▶ **DOCUMENT EXTRACT**:
==*==
The Procedure & Ultrasound Rotation

Despite the removal of procedural training requirements from internal medicine residency programs in the United States, we believe that a robust training and experience with core internal medicine procedures is essential for our residents. Our residents enter a wide array of practices from interventional cardiology, to hospitalist medicine, to rural primary care medicine. Procedural skill is essential in many of those career paths, and will likely become more important in future health care reimbursement models. Accordingly, we have a required first year rotation and a dedicated resident procedure team for training in core internal medicine procedures. The resident bedside procedure team performs over 500 procedures annually and continues to grow. The variety of procedures is not isolated to a single procedure, but reflects the usual internal medicine practice environments.
==*==
▶ **PROVIDED DATA**:
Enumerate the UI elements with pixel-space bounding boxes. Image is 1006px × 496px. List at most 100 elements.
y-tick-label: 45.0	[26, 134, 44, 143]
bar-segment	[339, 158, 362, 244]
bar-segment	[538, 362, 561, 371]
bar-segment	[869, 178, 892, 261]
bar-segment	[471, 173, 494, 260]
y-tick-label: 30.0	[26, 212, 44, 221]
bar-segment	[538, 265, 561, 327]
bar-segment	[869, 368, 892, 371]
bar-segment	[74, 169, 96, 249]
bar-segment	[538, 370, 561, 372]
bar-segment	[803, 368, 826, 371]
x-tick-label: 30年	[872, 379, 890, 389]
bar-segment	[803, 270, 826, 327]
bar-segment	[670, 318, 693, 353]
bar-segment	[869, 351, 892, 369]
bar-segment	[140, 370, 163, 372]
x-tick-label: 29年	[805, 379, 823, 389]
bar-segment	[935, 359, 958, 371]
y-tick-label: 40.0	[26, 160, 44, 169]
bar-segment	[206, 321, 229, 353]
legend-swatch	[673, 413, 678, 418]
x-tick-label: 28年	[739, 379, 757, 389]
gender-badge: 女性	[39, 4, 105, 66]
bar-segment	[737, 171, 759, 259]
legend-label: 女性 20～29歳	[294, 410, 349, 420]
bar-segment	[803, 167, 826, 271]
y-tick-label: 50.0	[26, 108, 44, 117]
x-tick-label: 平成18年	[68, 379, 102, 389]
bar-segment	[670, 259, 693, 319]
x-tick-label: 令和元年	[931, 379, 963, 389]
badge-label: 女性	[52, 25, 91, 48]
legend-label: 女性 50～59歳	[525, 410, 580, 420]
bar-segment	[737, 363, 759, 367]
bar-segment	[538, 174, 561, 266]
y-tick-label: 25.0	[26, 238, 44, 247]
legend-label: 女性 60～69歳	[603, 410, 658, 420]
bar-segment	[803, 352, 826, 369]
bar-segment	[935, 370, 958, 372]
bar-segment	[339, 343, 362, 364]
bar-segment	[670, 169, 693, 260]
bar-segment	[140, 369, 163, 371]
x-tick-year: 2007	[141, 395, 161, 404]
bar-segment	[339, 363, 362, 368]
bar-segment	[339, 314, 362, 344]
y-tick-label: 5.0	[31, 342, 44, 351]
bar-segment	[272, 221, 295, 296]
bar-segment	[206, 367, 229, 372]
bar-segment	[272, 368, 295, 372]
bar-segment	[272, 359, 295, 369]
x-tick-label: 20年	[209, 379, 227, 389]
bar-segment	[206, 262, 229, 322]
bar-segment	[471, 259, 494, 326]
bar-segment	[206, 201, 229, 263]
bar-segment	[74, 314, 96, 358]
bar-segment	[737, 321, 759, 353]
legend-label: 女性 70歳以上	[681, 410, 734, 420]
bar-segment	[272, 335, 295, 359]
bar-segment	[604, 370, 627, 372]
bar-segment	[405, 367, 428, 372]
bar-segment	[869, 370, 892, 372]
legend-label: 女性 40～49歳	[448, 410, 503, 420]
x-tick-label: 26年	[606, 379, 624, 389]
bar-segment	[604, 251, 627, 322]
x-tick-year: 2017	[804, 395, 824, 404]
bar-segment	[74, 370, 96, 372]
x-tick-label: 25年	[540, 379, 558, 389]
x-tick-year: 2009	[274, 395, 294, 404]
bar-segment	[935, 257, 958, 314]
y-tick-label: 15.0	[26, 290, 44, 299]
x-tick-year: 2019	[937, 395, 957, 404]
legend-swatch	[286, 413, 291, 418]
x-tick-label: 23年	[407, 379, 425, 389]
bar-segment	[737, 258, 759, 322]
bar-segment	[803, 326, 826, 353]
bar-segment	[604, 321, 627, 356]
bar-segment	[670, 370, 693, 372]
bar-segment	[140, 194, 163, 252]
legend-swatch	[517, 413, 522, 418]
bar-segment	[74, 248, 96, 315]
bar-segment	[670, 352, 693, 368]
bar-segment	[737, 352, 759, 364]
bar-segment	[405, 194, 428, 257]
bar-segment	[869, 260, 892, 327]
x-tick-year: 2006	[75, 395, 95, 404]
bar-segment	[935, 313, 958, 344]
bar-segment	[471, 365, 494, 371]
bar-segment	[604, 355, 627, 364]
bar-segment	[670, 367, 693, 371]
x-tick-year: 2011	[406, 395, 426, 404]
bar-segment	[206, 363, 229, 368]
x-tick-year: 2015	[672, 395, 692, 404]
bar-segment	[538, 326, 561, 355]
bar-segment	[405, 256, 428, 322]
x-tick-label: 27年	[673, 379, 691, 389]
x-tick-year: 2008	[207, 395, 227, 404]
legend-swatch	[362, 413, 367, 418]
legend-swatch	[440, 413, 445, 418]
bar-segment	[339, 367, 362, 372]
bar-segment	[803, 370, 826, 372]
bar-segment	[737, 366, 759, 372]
==*==
▶ **EXERCISE 1**:
List the types of practice that the text on the procedure and ultrasound rotation says its residents go on to enter.
▶ **EXERCISE 2**:
Continue the text about the procedure and ultrasound rotation from its last sentence.

▶ **EXERCISE ANSWER 1**:
- Interventional cardiology
- Hospitalist medicine
- Rural primary care medicine

▶ **EXERCISE ANSWER 2**:
The Procedure & Ultrasound rotation is a required 4-week rotation in the first year of your residency. It was started in 2007 in response to the desire from our residents to have increased exposure to those procedures thought to be important in the armamentarium of a practicing internist and internal medicine subspecialist. The single resident on the rotation goes through a rigorous training regimen consisting of procedural knowledge acquisition, technical skills acquisition, full simulation training on state-of-the-art ultrasound real simulators in the residency's clinical simulation center. Most importantly, the resident performans a large volume and variety of procedures on real patients with 3 dedicated procedure team hospitalist attendings. The average resident 4-week rotation includes 43 procedures.

Throughout all of these steps, the resident is working with one of two dedicated procedure team staff and receives feedback and assessment, assuring competency before moving on to the next level of procedures. There is significant 1-on-1 time between the resident and the procedure rotation staff necessary to adequately teach the intricacies and troubleshooting of the individual procedures.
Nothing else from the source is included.